● Records contained in a dataset
----------
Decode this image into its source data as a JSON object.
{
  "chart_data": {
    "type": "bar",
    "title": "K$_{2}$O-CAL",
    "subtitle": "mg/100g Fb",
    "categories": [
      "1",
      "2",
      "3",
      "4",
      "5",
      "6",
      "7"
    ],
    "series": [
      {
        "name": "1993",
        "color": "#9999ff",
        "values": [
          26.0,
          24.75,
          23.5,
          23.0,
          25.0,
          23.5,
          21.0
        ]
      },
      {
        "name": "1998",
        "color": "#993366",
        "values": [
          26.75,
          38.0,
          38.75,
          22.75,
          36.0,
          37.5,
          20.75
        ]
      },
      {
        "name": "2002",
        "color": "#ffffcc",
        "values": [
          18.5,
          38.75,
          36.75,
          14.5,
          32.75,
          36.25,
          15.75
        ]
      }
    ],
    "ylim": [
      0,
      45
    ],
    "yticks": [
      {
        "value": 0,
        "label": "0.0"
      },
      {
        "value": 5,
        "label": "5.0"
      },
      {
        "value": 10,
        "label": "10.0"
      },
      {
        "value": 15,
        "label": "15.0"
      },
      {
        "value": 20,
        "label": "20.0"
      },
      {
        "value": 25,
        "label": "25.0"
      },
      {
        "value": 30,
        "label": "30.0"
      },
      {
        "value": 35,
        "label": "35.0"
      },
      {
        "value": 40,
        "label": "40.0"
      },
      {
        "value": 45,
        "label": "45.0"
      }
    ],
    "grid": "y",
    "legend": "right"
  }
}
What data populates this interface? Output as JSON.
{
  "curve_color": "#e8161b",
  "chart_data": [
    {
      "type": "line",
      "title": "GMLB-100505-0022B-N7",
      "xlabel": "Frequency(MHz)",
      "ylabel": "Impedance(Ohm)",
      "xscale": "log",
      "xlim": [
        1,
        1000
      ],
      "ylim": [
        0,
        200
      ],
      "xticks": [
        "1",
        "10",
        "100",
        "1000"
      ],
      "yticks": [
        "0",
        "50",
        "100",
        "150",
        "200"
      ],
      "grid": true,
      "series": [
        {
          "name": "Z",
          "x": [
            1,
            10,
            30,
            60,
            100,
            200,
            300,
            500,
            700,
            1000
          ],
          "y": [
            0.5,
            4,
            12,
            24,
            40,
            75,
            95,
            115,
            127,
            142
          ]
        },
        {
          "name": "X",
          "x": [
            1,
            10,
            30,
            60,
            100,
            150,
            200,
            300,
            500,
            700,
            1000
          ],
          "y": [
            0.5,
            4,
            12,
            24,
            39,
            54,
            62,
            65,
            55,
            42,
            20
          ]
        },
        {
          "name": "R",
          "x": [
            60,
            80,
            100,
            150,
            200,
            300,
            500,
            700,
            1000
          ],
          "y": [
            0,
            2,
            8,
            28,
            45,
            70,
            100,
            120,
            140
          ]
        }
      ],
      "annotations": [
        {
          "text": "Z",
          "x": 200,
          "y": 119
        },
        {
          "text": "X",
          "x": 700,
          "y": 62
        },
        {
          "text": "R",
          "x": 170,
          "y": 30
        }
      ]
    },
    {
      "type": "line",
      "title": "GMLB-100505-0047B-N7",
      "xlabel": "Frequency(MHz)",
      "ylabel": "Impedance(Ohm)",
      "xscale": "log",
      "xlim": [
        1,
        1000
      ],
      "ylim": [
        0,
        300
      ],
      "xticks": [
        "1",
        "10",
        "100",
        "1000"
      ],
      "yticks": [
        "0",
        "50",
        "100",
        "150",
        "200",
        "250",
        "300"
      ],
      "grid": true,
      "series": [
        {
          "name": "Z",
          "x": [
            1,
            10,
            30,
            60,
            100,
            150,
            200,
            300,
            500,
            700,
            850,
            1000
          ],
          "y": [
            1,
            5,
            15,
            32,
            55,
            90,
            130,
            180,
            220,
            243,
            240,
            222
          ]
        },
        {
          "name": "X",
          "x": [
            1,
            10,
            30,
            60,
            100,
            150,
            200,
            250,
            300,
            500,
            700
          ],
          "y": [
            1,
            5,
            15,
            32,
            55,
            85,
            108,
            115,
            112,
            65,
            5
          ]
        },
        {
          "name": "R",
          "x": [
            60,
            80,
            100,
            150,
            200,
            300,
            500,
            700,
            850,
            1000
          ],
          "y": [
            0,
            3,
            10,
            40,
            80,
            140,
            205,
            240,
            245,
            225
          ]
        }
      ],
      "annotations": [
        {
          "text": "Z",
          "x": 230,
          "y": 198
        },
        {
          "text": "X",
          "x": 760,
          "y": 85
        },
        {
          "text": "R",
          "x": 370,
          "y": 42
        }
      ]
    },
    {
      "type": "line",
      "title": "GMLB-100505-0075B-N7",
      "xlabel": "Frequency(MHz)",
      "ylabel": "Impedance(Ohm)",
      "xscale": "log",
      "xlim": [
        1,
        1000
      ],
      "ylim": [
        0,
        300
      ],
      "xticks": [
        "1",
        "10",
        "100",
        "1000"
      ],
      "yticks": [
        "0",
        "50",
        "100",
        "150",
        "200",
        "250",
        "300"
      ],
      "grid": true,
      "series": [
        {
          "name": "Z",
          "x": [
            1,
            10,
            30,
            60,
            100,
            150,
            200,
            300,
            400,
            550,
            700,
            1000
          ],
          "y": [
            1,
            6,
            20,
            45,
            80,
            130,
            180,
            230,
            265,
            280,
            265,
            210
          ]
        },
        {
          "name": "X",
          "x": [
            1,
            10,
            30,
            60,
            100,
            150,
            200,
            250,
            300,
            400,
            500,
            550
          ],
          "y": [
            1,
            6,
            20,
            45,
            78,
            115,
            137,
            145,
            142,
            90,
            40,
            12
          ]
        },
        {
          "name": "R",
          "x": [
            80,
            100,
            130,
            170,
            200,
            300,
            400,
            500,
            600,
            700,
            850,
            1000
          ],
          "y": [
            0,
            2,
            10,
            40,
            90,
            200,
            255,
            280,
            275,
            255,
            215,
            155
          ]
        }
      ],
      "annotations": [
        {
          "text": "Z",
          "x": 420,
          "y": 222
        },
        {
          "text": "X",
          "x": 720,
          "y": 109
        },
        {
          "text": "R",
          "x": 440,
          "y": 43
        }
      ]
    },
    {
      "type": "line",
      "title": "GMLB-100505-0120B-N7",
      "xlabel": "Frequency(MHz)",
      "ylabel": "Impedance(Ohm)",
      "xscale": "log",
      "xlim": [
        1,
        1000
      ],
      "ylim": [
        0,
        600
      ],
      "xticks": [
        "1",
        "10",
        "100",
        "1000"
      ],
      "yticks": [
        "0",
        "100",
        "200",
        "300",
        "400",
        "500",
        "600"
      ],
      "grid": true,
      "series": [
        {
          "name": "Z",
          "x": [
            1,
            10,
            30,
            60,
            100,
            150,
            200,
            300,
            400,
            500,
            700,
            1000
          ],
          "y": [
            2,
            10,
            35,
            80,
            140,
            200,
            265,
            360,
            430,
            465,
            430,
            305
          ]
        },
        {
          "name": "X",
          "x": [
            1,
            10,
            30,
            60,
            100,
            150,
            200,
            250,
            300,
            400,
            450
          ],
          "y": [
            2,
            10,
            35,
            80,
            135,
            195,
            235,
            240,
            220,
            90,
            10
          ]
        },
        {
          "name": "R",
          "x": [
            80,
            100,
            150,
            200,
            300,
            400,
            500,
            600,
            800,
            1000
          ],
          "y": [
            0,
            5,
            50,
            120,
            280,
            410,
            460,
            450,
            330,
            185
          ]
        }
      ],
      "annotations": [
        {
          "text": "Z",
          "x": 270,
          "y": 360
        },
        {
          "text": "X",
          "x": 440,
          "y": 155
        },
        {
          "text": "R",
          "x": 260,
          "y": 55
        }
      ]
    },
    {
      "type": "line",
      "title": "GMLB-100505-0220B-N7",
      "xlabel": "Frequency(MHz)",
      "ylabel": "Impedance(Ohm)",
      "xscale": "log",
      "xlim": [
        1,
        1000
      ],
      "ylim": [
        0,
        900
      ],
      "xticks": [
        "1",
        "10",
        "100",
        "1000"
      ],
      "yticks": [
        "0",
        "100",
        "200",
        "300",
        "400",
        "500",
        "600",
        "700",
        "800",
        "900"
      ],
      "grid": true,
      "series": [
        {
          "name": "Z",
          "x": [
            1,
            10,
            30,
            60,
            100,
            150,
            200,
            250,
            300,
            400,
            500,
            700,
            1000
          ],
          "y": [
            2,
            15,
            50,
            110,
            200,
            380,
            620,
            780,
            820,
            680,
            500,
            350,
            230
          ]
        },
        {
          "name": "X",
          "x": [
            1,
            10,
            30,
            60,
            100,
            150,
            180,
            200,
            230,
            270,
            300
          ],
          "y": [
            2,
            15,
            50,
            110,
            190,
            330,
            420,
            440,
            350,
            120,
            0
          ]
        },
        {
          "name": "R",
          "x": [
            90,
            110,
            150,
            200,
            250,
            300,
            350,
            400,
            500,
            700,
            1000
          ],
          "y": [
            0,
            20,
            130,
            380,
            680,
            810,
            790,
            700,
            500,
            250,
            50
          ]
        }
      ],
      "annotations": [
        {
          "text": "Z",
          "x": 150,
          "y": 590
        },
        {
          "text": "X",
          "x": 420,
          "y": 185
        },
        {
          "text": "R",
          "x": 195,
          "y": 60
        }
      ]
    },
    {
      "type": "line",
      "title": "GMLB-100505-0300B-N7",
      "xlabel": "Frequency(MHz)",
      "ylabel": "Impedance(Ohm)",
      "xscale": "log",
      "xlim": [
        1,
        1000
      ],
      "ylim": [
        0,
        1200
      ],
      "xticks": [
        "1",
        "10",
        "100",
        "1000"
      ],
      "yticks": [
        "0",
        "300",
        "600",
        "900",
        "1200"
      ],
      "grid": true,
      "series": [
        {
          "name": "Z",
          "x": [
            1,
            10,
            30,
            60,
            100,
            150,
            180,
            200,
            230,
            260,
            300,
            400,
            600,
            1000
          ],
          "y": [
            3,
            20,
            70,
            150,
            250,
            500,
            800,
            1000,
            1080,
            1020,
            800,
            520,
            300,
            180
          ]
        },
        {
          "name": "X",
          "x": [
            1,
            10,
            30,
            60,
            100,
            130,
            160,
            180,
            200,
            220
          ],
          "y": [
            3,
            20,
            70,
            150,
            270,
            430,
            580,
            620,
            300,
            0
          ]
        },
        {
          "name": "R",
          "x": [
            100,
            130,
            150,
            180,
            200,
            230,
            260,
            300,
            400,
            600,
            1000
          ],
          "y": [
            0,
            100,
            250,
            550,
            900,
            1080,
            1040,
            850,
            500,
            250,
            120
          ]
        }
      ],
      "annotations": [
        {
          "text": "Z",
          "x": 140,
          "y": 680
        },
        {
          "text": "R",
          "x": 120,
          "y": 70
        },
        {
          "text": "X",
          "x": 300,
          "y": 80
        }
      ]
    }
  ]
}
----------
● What you need to do
Report the number of lines of the listing above that hold the string "GMLB", with no other text.

● Full solution
6